• Stated task: Check the listing below for lines that hold "Budget". How many are there? Please give only the number.
-- start of Exercise materials --
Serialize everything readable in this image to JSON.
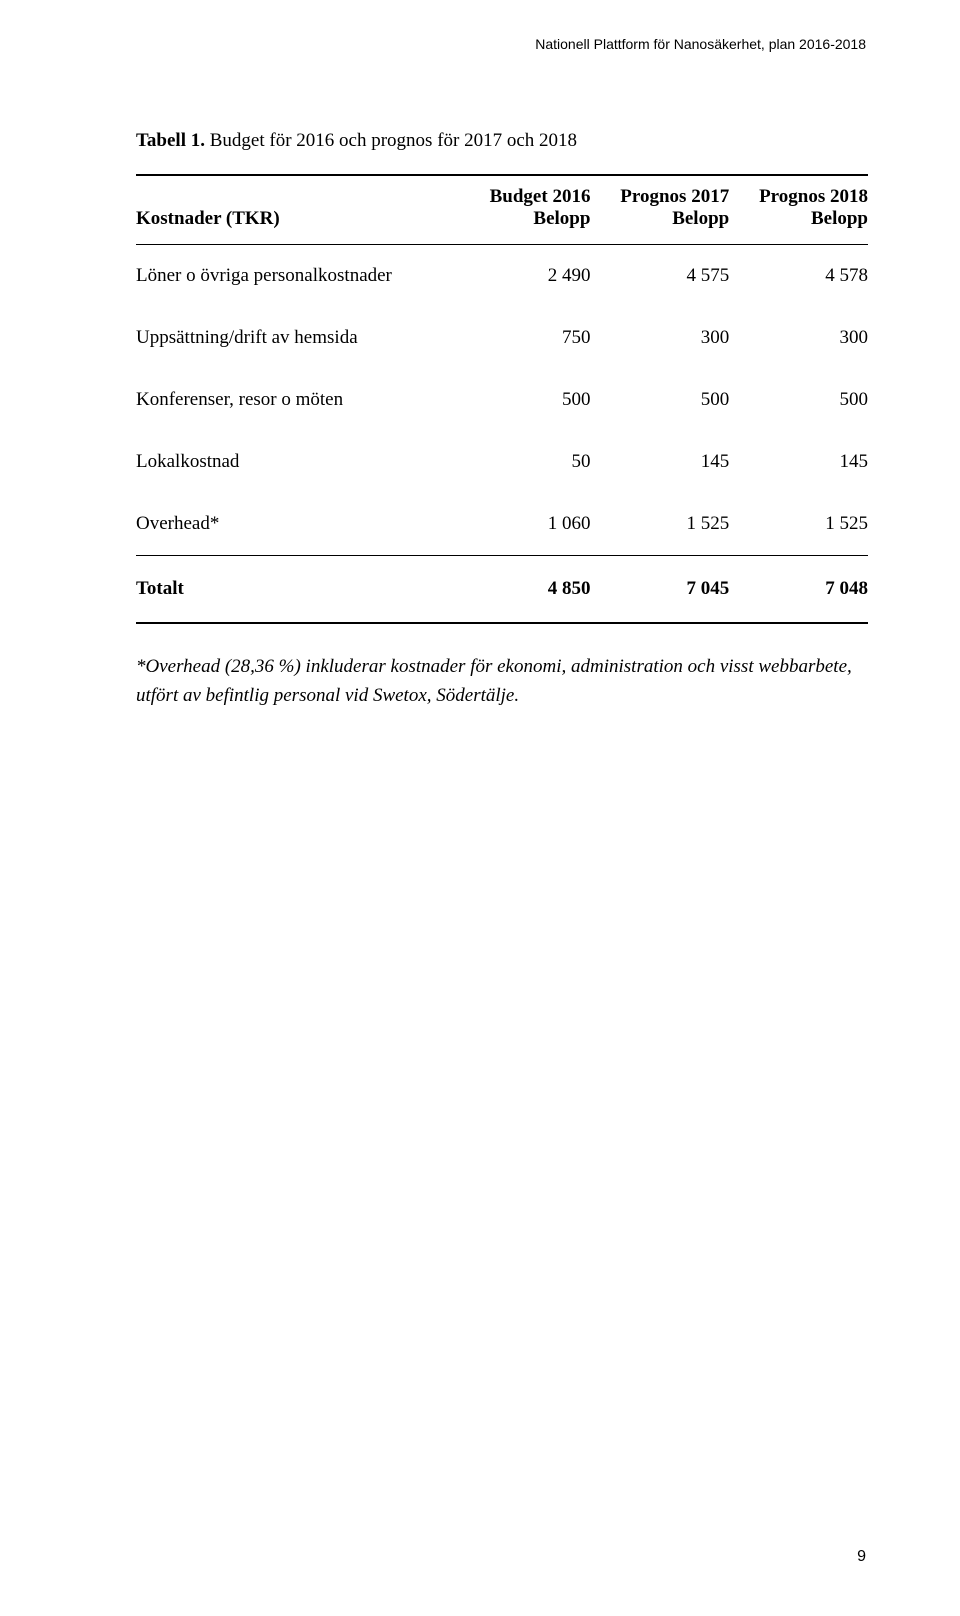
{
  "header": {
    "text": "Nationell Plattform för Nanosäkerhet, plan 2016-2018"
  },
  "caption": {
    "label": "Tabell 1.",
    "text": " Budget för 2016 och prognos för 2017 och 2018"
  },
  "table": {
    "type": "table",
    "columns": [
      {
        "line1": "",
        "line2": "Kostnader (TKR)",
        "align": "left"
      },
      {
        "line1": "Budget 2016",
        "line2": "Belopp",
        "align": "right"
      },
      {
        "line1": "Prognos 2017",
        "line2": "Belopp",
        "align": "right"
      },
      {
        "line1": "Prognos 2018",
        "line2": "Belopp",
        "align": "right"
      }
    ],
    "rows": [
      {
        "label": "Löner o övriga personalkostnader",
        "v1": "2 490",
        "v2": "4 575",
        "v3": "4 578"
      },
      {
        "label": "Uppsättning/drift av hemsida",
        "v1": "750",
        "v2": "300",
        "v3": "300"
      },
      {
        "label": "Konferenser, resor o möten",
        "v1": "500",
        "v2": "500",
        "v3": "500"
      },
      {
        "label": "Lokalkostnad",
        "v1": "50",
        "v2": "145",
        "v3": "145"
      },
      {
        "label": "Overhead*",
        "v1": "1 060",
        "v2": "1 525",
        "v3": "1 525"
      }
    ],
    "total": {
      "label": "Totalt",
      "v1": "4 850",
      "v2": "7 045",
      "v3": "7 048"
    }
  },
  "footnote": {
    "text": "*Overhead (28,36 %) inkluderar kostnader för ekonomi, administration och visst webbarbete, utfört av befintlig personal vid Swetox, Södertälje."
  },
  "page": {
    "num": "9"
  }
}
-- end of Exercise materials --
• Task answer: 2